▶ **Provided records**:
^^^^

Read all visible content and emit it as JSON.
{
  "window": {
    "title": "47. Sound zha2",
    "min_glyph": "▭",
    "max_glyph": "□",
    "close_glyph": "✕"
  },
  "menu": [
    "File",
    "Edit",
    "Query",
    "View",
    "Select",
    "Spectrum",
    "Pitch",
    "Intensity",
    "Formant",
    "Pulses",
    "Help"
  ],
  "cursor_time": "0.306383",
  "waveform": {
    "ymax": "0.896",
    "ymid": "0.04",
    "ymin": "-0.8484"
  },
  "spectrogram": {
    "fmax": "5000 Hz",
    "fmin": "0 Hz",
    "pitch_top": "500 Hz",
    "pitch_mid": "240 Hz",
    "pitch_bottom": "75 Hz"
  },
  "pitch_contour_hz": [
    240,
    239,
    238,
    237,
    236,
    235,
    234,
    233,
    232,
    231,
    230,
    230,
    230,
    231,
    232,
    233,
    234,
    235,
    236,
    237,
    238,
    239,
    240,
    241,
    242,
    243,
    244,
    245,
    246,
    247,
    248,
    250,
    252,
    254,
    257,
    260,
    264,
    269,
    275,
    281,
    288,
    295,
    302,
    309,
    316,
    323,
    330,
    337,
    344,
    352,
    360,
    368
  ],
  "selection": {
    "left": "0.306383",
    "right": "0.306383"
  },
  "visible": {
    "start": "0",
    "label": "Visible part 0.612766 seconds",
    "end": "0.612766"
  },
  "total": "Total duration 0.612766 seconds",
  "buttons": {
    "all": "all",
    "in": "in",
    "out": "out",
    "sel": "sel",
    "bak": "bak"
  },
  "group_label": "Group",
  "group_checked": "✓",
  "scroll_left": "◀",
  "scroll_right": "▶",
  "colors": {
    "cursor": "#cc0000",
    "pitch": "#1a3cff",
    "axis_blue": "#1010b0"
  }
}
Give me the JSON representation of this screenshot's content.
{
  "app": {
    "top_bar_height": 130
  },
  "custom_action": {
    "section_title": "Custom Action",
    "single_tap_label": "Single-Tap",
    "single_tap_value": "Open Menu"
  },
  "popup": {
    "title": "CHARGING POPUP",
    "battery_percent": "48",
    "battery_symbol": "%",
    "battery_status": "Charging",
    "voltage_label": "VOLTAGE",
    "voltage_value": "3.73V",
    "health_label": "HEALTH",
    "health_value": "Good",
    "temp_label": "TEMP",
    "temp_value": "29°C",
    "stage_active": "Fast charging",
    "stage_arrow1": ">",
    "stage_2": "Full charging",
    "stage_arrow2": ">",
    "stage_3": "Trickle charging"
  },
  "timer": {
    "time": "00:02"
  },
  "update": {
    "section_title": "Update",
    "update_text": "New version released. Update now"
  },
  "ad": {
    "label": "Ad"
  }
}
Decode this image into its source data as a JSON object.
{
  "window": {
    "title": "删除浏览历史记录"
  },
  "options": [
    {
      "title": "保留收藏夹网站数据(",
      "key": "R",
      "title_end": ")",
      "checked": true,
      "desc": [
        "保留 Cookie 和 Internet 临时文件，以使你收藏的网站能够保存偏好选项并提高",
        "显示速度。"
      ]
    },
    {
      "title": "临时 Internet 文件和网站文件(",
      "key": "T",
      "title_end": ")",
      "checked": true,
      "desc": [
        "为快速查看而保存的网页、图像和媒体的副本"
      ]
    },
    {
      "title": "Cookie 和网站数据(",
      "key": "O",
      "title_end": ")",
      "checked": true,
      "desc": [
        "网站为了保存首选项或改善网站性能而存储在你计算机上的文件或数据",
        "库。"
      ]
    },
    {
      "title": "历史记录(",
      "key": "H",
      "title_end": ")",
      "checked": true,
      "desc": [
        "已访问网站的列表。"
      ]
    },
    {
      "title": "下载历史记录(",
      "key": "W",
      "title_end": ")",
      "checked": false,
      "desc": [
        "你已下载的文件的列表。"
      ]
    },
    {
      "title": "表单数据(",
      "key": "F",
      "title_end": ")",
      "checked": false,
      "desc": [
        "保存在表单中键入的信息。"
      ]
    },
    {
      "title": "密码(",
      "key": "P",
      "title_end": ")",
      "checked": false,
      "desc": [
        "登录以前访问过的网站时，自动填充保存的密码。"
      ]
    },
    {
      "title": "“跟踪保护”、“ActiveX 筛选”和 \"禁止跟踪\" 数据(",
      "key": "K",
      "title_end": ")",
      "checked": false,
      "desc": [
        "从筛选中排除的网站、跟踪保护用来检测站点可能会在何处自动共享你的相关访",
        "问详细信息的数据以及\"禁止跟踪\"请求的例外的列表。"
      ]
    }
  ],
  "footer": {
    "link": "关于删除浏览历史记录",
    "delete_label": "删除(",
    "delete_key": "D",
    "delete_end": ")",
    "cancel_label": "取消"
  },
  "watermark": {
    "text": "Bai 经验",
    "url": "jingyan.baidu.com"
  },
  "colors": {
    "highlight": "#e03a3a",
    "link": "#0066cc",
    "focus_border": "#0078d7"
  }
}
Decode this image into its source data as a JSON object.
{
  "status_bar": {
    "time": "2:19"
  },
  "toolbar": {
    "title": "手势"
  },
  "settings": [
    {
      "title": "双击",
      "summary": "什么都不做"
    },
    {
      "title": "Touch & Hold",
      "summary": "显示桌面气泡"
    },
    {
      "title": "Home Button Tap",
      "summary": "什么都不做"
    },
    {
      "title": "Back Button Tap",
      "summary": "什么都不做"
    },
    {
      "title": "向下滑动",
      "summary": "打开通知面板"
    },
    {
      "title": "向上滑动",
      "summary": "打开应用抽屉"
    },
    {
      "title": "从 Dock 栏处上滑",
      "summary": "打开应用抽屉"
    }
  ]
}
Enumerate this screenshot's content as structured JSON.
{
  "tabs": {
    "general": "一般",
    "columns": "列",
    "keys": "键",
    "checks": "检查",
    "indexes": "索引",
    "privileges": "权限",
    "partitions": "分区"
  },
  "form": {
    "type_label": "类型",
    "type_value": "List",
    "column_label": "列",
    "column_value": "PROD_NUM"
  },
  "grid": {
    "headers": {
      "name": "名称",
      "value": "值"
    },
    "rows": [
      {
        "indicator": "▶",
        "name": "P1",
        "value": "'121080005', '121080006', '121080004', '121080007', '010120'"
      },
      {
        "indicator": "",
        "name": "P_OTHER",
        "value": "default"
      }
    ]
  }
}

^^^^

Using the listing above, work out how many of its lines include "禁止跟踪", and give only the result.

▶ **Task solution**: 2